# start of Materials provided
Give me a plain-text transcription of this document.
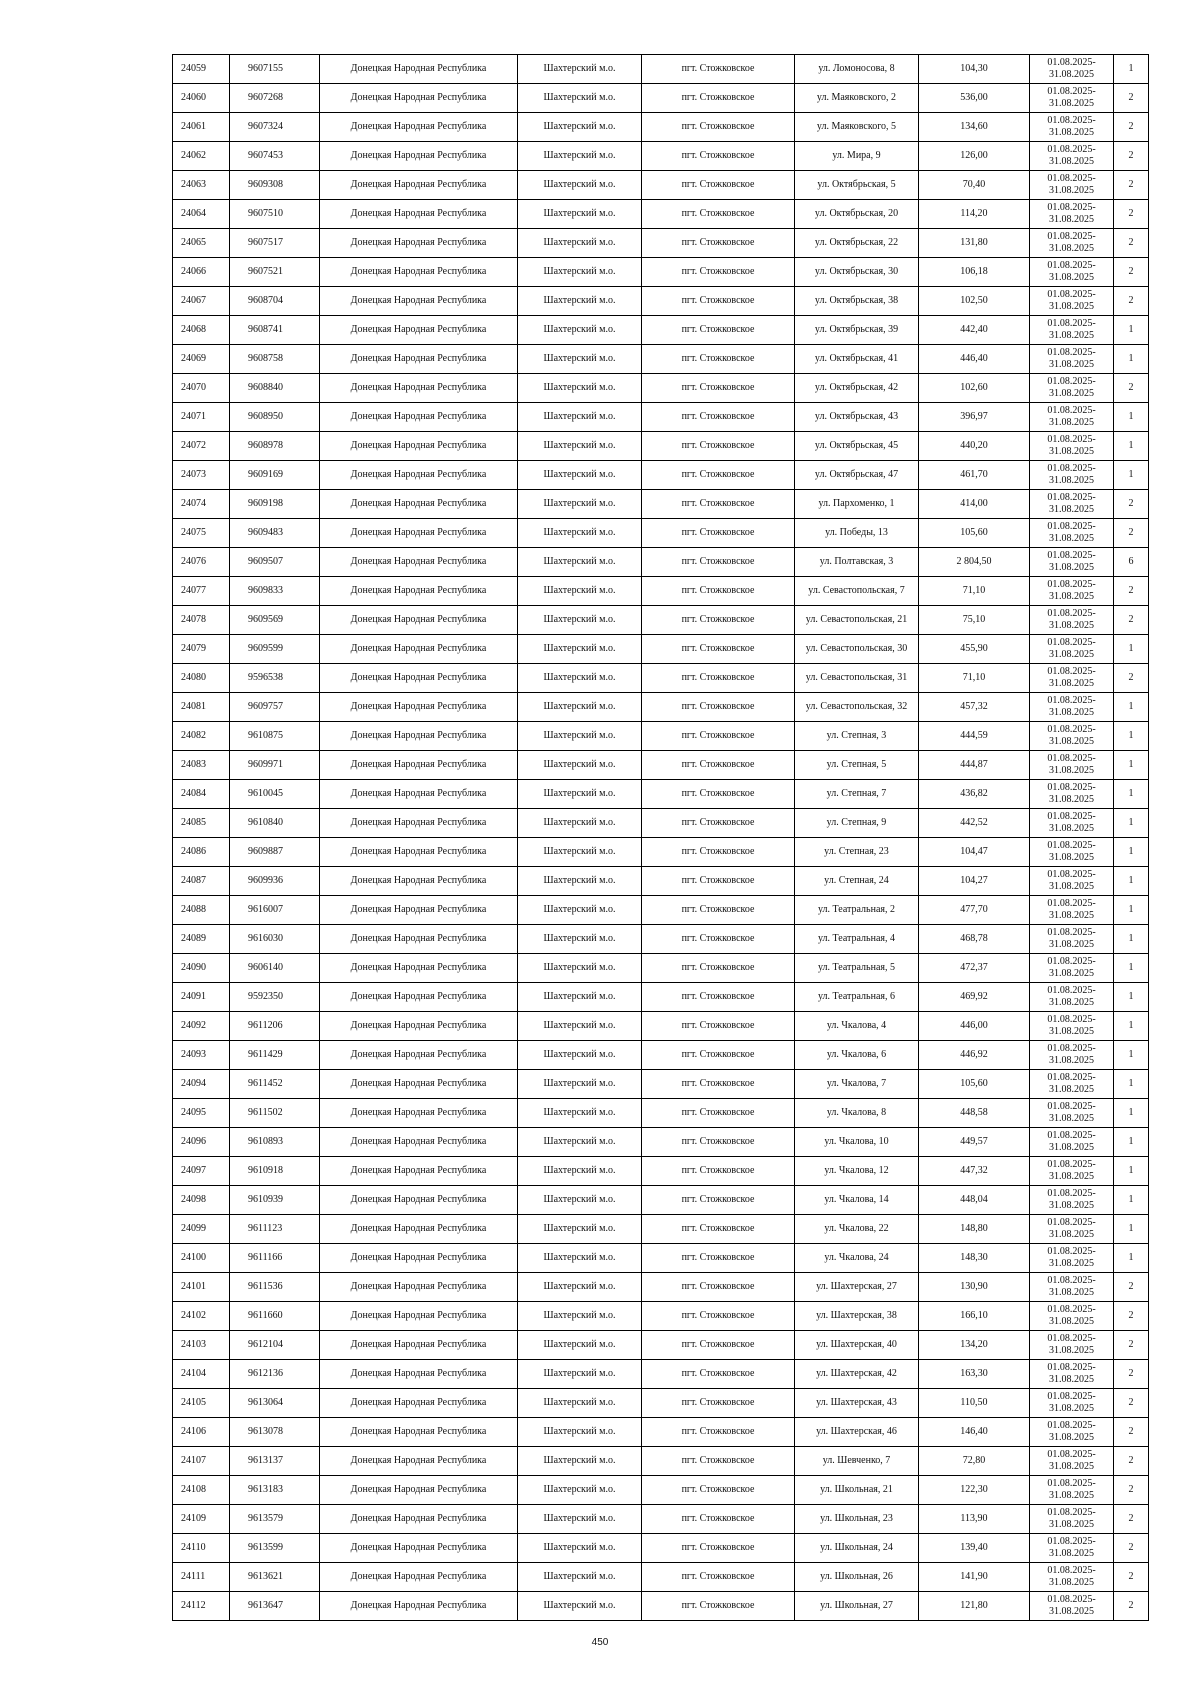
24059	9607155	Донецкая Народная Республика	Шахтерский м.о.	пгт. Стожковское	ул. Ломоносова, 8	104,30	01.08.2025-
31.08.2025	1
24060	9607268	Донецкая Народная Республика	Шахтерский м.о.	пгт. Стожковское	ул. Маяковского, 2	536,00	01.08.2025-
31.08.2025	2
24061	9607324	Донецкая Народная Республика	Шахтерский м.о.	пгт. Стожковское	ул. Маяковского, 5	134,60	01.08.2025-
31.08.2025	2
24062	9607453	Донецкая Народная Республика	Шахтерский м.о.	пгт. Стожковское	ул. Мира, 9	126,00	01.08.2025-
31.08.2025	2
24063	9609308	Донецкая Народная Республика	Шахтерский м.о.	пгт. Стожковское	ул. Октябрьская, 5	70,40	01.08.2025-
31.08.2025	2
24064	9607510	Донецкая Народная Республика	Шахтерский м.о.	пгт. Стожковское	ул. Октябрьская, 20	114,20	01.08.2025-
31.08.2025	2
24065	9607517	Донецкая Народная Республика	Шахтерский м.о.	пгт. Стожковское	ул. Октябрьская, 22	131,80	01.08.2025-
31.08.2025	2
24066	9607521	Донецкая Народная Республика	Шахтерский м.о.	пгт. Стожковское	ул. Октябрьская, 30	106,18	01.08.2025-
31.08.2025	2
24067	9608704	Донецкая Народная Республика	Шахтерский м.о.	пгт. Стожковское	ул. Октябрьская, 38	102,50	01.08.2025-
31.08.2025	2
24068	9608741	Донецкая Народная Республика	Шахтерский м.о.	пгт. Стожковское	ул. Октябрьская, 39	442,40	01.08.2025-
31.08.2025	1
24069	9608758	Донецкая Народная Республика	Шахтерский м.о.	пгт. Стожковское	ул. Октябрьская, 41	446,40	01.08.2025-
31.08.2025	1
24070	9608840	Донецкая Народная Республика	Шахтерский м.о.	пгт. Стожковское	ул. Октябрьская, 42	102,60	01.08.2025-
31.08.2025	2
24071	9608950	Донецкая Народная Республика	Шахтерский м.о.	пгт. Стожковское	ул. Октябрьская, 43	396,97	01.08.2025-
31.08.2025	1
24072	9608978	Донецкая Народная Республика	Шахтерский м.о.	пгт. Стожковское	ул. Октябрьская, 45	440,20	01.08.2025-
31.08.2025	1
24073	9609169	Донецкая Народная Республика	Шахтерский м.о.	пгт. Стожковское	ул. Октябрьская, 47	461,70	01.08.2025-
31.08.2025	1
24074	9609198	Донецкая Народная Республика	Шахтерский м.о.	пгт. Стожковское	ул. Пархоменко, 1	414,00	01.08.2025-
31.08.2025	2
24075	9609483	Донецкая Народная Республика	Шахтерский м.о.	пгт. Стожковское	ул. Победы, 13	105,60	01.08.2025-
31.08.2025	2
24076	9609507	Донецкая Народная Республика	Шахтерский м.о.	пгт. Стожковское	ул. Полтавская, 3	2 804,50	01.08.2025-
31.08.2025	6
24077	9609833	Донецкая Народная Республика	Шахтерский м.о.	пгт. Стожковское	ул. Севастопольская, 7	71,10	01.08.2025-
31.08.2025	2
24078	9609569	Донецкая Народная Республика	Шахтерский м.о.	пгт. Стожковское	ул. Севастопольская, 21	75,10	01.08.2025-
31.08.2025	2
24079	9609599	Донецкая Народная Республика	Шахтерский м.о.	пгт. Стожковское	ул. Севастопольская, 30	455,90	01.08.2025-
31.08.2025	1
24080	9596538	Донецкая Народная Республика	Шахтерский м.о.	пгт. Стожковское	ул. Севастопольская, 31	71,10	01.08.2025-
31.08.2025	2
24081	9609757	Донецкая Народная Республика	Шахтерский м.о.	пгт. Стожковское	ул. Севастопольская, 32	457,32	01.08.2025-
31.08.2025	1
24082	9610875	Донецкая Народная Республика	Шахтерский м.о.	пгт. Стожковское	ул. Степная, 3	444,59	01.08.2025-
31.08.2025	1
24083	9609971	Донецкая Народная Республика	Шахтерский м.о.	пгт. Стожковское	ул. Степная, 5	444,87	01.08.2025-
31.08.2025	1
24084	9610045	Донецкая Народная Республика	Шахтерский м.о.	пгт. Стожковское	ул. Степная, 7	436,82	01.08.2025-
31.08.2025	1
24085	9610840	Донецкая Народная Республика	Шахтерский м.о.	пгт. Стожковское	ул. Степная, 9	442,52	01.08.2025-
31.08.2025	1
24086	9609887	Донецкая Народная Республика	Шахтерский м.о.	пгт. Стожковское	ул. Степная, 23	104,47	01.08.2025-
31.08.2025	1
24087	9609936	Донецкая Народная Республика	Шахтерский м.о.	пгт. Стожковское	ул. Степная, 24	104,27	01.08.2025-
31.08.2025	1
24088	9616007	Донецкая Народная Республика	Шахтерский м.о.	пгт. Стожковское	ул. Театральная, 2	477,70	01.08.2025-
31.08.2025	1
24089	9616030	Донецкая Народная Республика	Шахтерский м.о.	пгт. Стожковское	ул. Театральная, 4	468,78	01.08.2025-
31.08.2025	1
24090	9606140	Донецкая Народная Республика	Шахтерский м.о.	пгт. Стожковское	ул. Театральная, 5	472,37	01.08.2025-
31.08.2025	1
24091	9592350	Донецкая Народная Республика	Шахтерский м.о.	пгт. Стожковское	ул. Театральная, 6	469,92	01.08.2025-
31.08.2025	1
24092	9611206	Донецкая Народная Республика	Шахтерский м.о.	пгт. Стожковское	ул. Чкалова, 4	446,00	01.08.2025-
31.08.2025	1
24093	9611429	Донецкая Народная Республика	Шахтерский м.о.	пгт. Стожковское	ул. Чкалова, 6	446,92	01.08.2025-
31.08.2025	1
24094	9611452	Донецкая Народная Республика	Шахтерский м.о.	пгт. Стожковское	ул. Чкалова, 7	105,60	01.08.2025-
31.08.2025	1
24095	9611502	Донецкая Народная Республика	Шахтерский м.о.	пгт. Стожковское	ул. Чкалова, 8	448,58	01.08.2025-
31.08.2025	1
24096	9610893	Донецкая Народная Республика	Шахтерский м.о.	пгт. Стожковское	ул. Чкалова, 10	449,57	01.08.2025-
31.08.2025	1
24097	9610918	Донецкая Народная Республика	Шахтерский м.о.	пгт. Стожковское	ул. Чкалова, 12	447,32	01.08.2025-
31.08.2025	1
24098	9610939	Донецкая Народная Республика	Шахтерский м.о.	пгт. Стожковское	ул. Чкалова, 14	448,04	01.08.2025-
31.08.2025	1
24099	9611123	Донецкая Народная Республика	Шахтерский м.о.	пгт. Стожковское	ул. Чкалова, 22	148,80	01.08.2025-
31.08.2025	1
24100	9611166	Донецкая Народная Республика	Шахтерский м.о.	пгт. Стожковское	ул. Чкалова, 24	148,30	01.08.2025-
31.08.2025	1
24101	9611536	Донецкая Народная Республика	Шахтерский м.о.	пгт. Стожковское	ул. Шахтерская, 27	130,90	01.08.2025-
31.08.2025	2
24102	9611660	Донецкая Народная Республика	Шахтерский м.о.	пгт. Стожковское	ул. Шахтерская, 38	166,10	01.08.2025-
31.08.2025	2
24103	9612104	Донецкая Народная Республика	Шахтерский м.о.	пгт. Стожковское	ул. Шахтерская, 40	134,20	01.08.2025-
31.08.2025	2
24104	9612136	Донецкая Народная Республика	Шахтерский м.о.	пгт. Стожковское	ул. Шахтерская, 42	163,30	01.08.2025-
31.08.2025	2
24105	9613064	Донецкая Народная Республика	Шахтерский м.о.	пгт. Стожковское	ул. Шахтерская, 43	110,50	01.08.2025-
31.08.2025	2
24106	9613078	Донецкая Народная Республика	Шахтерский м.о.	пгт. Стожковское	ул. Шахтерская, 46	146,40	01.08.2025-
31.08.2025	2
24107	9613137	Донецкая Народная Республика	Шахтерский м.о.	пгт. Стожковское	ул. Шевченко, 7	72,80	01.08.2025-
31.08.2025	2
24108	9613183	Донецкая Народная Республика	Шахтерский м.о.	пгт. Стожковское	ул. Школьная, 21	122,30	01.08.2025-
31.08.2025	2
24109	9613579	Донецкая Народная Республика	Шахтерский м.о.	пгт. Стожковское	ул. Школьная, 23	113,90	01.08.2025-
31.08.2025	2
24110	9613599	Донецкая Народная Республика	Шахтерский м.о.	пгт. Стожковское	ул. Школьная, 24	139,40	01.08.2025-
31.08.2025	2
24111	9613621	Донецкая Народная Республика	Шахтерский м.о.	пгт. Стожковское	ул. Школьная, 26	141,90	01.08.2025-
31.08.2025	2
24112	9613647	Донецкая Народная Республика	Шахтерский м.о.	пгт. Стожковское	ул. Школьная, 27	121,80	01.08.2025-
31.08.2025	2
450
# end of Materials provided
Among the entries above, how many lines include the word "Маяковского"? Reply with the number only.

:: The reply ::
2